## Problem requirements
All of the listing below must be repeated word for word. Pictures are the only thing to omit.
◆ ◆ ◆
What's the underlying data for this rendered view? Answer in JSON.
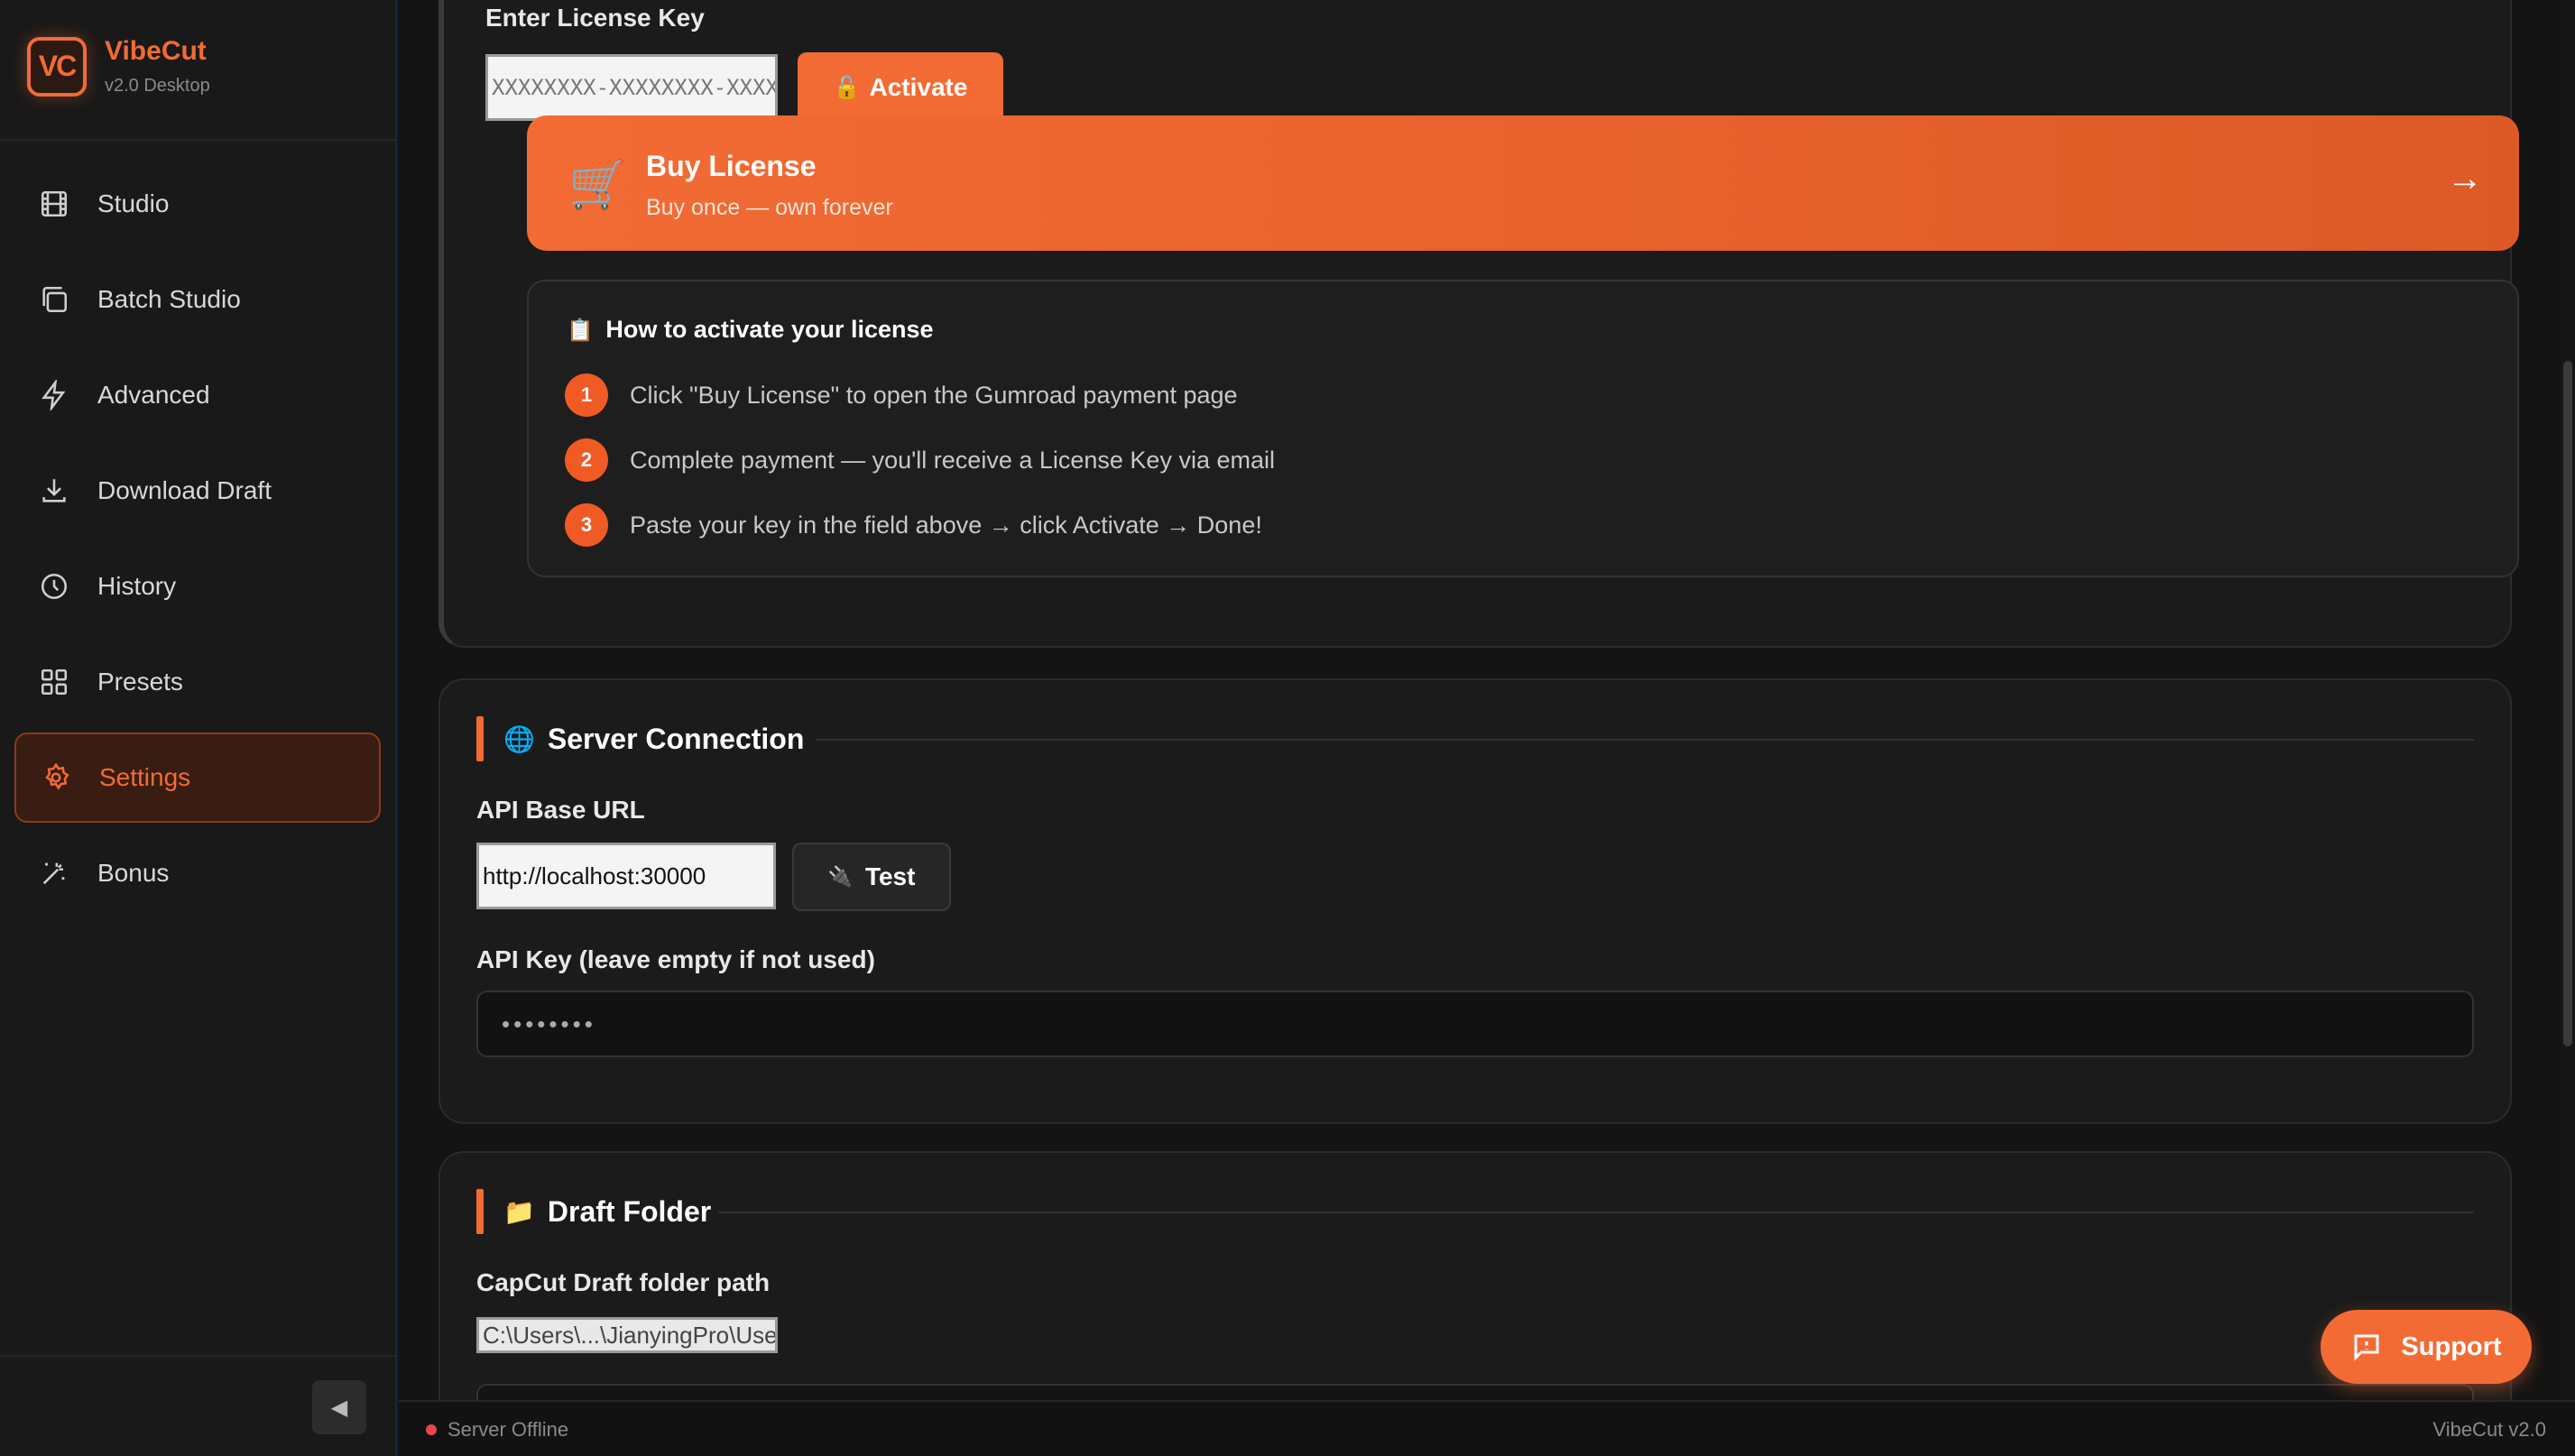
{
  "brand": {
    "logo": "VC",
    "name": "VibeCut",
    "version": "v2.0 Desktop"
  },
  "sidebar": {
    "items": [
      {
        "label": "Studio",
        "icon": "film-icon"
      },
      {
        "label": "Batch Studio",
        "icon": "layers-icon"
      },
      {
        "label": "Advanced",
        "icon": "lightning-icon"
      },
      {
        "label": "Download Draft",
        "icon": "download-icon"
      },
      {
        "label": "History",
        "icon": "clock-icon"
      },
      {
        "label": "Presets",
        "icon": "grid-icon"
      },
      {
        "label": "Settings",
        "icon": "gear-icon",
        "active": true
      },
      {
        "label": "Bonus",
        "icon": "magic-wand-icon"
      }
    ],
    "collapse_glyph": "◀"
  },
  "license": {
    "label": "Enter License Key",
    "placeholder": "XXXXXXXX-XXXXXXXX-XXXXXXXX",
    "activate_icon": "🔓",
    "activate_label": "Activate",
    "buy_icon": "🛒",
    "buy_title": "Buy License",
    "buy_subtitle": "Buy once — own forever",
    "buy_arrow": "→",
    "howto_icon": "📋",
    "howto_title": "How to activate your license",
    "steps": [
      {
        "num": "1",
        "text": "Click \"Buy License\" to open the Gumroad payment page"
      },
      {
        "num": "2",
        "text": "Complete payment — you'll receive a License Key via email"
      },
      {
        "num": "3",
        "text": "Paste your key in the field above → click Activate → Done!"
      }
    ]
  },
  "server": {
    "icon": "🌐",
    "title": "Server Connection",
    "api_base_label": "API Base URL",
    "api_base_value": "http://localhost:30000",
    "test_icon": "🔌",
    "test_label": "Test",
    "api_key_label": "API Key (leave empty if not used)",
    "api_key_value": "••••••••"
  },
  "draft": {
    "icon": "📁",
    "title": "Draft Folder",
    "path_label": "CapCut Draft folder path",
    "path_value": "C:\\Users\\...\\JianyingPro\\User Data\\Projects"
  },
  "status": {
    "text": "Server Offline",
    "color": "#e5484d",
    "version": "VibeCut v2.0"
  },
  "support": {
    "label": "Support"
  },
  "colors": {
    "accent": "#f36b34",
    "background": "#141414",
    "sidebar": "#191919"
  }
}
◆ ◆ ◆
## The completed task
What's the underlying data for this rendered view? Answer in JSON.
{
  "brand": {
    "logo": "VC",
    "name": "VibeCut",
    "version": "v2.0 Desktop"
  },
  "sidebar": {
    "items": [
      {
        "label": "Studio",
        "icon": "film-icon"
      },
      {
        "label": "Batch Studio",
        "icon": "layers-icon"
      },
      {
        "label": "Advanced",
        "icon": "lightning-icon"
      },
      {
        "label": "Download Draft",
        "icon": "download-icon"
      },
      {
        "label": "History",
        "icon": "clock-icon"
      },
      {
        "label": "Presets",
        "icon": "grid-icon"
      },
      {
        "label": "Settings",
        "icon": "gear-icon",
        "active": true
      },
      {
        "label": "Bonus",
        "icon": "magic-wand-icon"
      }
    ],
    "collapse_glyph": "◀"
  },
  "license": {
    "label": "Enter License Key",
    "placeholder": "XXXXXXXX-XXXXXXXX-XXXXXXXX",
    "activate_icon": "🔓",
    "activate_label": "Activate",
    "buy_icon": "🛒",
    "buy_title": "Buy License",
    "buy_subtitle": "Buy once — own forever",
    "buy_arrow": "→",
    "howto_icon": "📋",
    "howto_title": "How to activate your license",
    "steps": [
      {
        "num": "1",
        "text": "Click \"Buy License\" to open the Gumroad payment page"
      },
      {
        "num": "2",
        "text": "Complete payment — you'll receive a License Key via email"
      },
      {
        "num": "3",
        "text": "Paste your key in the field above → click Activate → Done!"
      }
    ]
  },
  "server": {
    "icon": "🌐",
    "title": "Server Connection",
    "api_base_label": "API Base URL",
    "api_base_value": "http://localhost:30000",
    "test_icon": "🔌",
    "test_label": "Test",
    "api_key_label": "API Key (leave empty if not used)",
    "api_key_value": "••••••••"
  },
  "draft": {
    "icon": "📁",
    "title": "Draft Folder",
    "path_label": "CapCut Draft folder path",
    "path_value": "C:\\Users\\...\\JianyingPro\\User Data\\Projects"
  },
  "status": {
    "text": "Server Offline",
    "color": "#e5484d",
    "version": "VibeCut v2.0"
  },
  "support": {
    "label": "Support"
  },
  "colors": {
    "accent": "#f36b34",
    "background": "#141414",
    "sidebar": "#191919"
  }
}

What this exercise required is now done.